ASSIGNED TASK:
Tally the lines in the records below that contain "points" and return only the result.

[Dataset entries on figures]
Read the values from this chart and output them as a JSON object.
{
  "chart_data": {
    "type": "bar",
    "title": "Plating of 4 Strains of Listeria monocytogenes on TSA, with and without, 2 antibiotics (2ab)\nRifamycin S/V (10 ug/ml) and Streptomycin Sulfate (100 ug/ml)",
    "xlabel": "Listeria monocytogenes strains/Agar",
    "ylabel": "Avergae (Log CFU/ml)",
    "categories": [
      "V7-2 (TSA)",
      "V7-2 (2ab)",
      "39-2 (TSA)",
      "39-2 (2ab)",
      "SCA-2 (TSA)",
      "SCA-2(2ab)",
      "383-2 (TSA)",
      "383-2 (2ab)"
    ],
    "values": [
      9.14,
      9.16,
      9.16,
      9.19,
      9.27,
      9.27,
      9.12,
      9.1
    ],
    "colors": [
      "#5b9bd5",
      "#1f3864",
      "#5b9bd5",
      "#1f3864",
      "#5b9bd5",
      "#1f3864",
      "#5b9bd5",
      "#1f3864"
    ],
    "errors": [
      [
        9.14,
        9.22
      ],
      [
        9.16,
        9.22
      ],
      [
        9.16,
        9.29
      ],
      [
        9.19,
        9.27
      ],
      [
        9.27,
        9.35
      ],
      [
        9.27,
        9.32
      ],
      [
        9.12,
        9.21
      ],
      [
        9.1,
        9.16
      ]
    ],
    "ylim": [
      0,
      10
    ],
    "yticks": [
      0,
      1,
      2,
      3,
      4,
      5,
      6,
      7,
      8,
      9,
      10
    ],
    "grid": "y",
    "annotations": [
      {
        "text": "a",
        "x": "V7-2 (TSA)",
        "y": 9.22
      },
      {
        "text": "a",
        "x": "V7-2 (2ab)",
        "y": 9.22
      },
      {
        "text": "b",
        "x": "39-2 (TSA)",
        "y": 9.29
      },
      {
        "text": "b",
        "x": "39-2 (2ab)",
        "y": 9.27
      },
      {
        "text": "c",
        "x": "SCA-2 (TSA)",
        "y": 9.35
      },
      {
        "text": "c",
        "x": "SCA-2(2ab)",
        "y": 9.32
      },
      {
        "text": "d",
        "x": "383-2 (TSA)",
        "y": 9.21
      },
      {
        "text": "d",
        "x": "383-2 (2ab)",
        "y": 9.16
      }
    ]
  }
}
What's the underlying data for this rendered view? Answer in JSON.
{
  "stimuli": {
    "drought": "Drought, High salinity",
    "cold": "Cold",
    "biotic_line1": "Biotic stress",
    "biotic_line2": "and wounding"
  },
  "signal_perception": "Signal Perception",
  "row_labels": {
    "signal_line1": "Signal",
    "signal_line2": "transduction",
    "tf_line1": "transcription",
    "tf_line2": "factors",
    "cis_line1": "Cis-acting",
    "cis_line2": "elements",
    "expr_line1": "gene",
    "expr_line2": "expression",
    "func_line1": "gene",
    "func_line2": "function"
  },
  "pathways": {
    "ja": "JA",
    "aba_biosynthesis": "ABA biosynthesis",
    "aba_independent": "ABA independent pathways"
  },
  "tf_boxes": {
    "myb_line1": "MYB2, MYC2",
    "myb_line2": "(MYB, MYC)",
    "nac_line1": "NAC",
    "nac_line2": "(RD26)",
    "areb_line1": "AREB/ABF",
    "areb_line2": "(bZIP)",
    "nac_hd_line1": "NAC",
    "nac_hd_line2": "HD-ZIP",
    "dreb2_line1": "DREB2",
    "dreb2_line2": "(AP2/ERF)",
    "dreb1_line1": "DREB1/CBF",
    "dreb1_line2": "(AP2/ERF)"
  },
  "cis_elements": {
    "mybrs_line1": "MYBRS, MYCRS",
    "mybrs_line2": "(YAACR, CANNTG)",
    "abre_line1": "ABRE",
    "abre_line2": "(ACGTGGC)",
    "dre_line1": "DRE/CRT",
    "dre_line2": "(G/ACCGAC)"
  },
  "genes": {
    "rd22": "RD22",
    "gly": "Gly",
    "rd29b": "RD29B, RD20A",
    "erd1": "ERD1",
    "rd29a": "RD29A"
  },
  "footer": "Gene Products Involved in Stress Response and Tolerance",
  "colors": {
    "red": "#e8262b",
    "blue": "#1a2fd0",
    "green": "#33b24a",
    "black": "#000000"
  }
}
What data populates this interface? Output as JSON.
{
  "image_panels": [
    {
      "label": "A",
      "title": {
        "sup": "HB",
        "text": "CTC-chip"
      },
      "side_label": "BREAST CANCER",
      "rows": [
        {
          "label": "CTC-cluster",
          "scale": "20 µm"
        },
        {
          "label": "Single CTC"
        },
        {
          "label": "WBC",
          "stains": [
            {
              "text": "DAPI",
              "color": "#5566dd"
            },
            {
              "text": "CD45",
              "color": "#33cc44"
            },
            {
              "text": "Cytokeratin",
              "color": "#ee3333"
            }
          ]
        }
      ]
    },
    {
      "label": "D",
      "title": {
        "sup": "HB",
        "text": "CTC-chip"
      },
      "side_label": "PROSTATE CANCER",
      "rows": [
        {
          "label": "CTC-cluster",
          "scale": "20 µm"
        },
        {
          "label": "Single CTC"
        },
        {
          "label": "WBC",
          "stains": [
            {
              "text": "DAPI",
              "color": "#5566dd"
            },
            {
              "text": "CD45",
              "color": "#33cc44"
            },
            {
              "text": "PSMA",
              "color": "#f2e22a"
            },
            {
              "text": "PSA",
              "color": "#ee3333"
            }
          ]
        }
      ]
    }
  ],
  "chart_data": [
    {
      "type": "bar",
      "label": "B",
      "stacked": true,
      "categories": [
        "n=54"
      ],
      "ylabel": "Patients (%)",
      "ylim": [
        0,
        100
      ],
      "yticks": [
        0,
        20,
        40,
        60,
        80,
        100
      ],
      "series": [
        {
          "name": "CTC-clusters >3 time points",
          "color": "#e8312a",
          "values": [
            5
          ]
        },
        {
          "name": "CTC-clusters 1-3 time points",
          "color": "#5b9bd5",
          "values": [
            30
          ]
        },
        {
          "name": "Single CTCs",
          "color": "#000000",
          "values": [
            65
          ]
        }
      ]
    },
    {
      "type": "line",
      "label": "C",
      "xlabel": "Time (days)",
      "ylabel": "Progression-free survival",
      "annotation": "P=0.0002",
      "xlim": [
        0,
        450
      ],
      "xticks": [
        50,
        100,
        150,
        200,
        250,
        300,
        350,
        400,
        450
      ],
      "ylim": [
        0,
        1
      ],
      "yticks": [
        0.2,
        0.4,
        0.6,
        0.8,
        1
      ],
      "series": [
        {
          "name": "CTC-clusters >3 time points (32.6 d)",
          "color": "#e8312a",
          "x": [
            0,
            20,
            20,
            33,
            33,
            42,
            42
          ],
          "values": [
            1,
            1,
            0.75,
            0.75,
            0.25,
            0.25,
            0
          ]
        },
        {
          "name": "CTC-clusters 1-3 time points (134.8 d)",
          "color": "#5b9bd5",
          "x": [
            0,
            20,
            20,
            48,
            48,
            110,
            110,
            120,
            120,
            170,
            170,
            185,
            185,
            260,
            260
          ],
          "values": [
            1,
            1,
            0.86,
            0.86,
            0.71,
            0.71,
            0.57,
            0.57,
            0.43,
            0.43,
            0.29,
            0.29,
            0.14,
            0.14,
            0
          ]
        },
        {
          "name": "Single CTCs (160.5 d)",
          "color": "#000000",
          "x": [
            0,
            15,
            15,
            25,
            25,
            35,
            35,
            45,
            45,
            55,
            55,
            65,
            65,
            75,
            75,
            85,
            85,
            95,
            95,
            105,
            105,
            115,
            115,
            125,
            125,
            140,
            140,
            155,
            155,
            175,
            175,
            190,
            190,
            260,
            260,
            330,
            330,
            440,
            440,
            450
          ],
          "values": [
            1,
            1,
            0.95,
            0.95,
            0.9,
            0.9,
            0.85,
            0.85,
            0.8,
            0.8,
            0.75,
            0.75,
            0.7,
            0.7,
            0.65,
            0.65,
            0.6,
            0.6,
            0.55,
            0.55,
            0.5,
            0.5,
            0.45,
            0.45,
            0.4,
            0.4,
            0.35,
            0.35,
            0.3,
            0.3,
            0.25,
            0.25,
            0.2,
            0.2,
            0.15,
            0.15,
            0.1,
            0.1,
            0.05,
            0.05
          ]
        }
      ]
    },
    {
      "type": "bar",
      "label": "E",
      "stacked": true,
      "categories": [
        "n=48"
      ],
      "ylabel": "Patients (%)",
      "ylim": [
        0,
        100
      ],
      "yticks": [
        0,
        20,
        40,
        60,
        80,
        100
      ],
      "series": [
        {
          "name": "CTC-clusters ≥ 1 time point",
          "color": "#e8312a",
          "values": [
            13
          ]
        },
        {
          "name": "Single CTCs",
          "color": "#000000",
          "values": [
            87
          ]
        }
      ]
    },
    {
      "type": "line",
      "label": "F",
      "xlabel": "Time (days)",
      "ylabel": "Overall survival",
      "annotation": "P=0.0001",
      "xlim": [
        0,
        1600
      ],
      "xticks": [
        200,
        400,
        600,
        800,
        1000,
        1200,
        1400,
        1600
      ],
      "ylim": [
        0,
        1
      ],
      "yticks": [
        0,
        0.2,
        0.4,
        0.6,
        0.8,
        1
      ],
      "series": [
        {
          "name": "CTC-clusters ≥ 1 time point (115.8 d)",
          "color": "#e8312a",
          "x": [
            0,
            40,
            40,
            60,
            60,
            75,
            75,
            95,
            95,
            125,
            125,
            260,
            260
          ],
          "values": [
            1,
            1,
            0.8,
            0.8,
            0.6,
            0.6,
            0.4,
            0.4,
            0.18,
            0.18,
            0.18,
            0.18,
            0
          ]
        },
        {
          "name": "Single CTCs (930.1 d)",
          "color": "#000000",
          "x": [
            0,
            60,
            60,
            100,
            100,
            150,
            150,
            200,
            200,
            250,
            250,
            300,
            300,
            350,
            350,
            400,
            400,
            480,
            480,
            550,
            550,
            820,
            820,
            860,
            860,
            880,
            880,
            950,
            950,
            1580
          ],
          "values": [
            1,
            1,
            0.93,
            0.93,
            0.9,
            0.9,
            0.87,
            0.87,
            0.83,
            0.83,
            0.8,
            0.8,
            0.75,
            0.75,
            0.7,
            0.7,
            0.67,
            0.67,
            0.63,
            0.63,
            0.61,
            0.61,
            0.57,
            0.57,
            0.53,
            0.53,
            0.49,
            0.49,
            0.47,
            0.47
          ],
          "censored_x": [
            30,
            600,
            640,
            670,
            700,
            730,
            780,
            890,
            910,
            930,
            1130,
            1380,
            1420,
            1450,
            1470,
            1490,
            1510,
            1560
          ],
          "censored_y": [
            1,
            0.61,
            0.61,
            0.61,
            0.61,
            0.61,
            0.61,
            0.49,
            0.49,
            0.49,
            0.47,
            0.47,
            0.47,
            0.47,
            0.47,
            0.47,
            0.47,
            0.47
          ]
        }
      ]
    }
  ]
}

REPLY:
4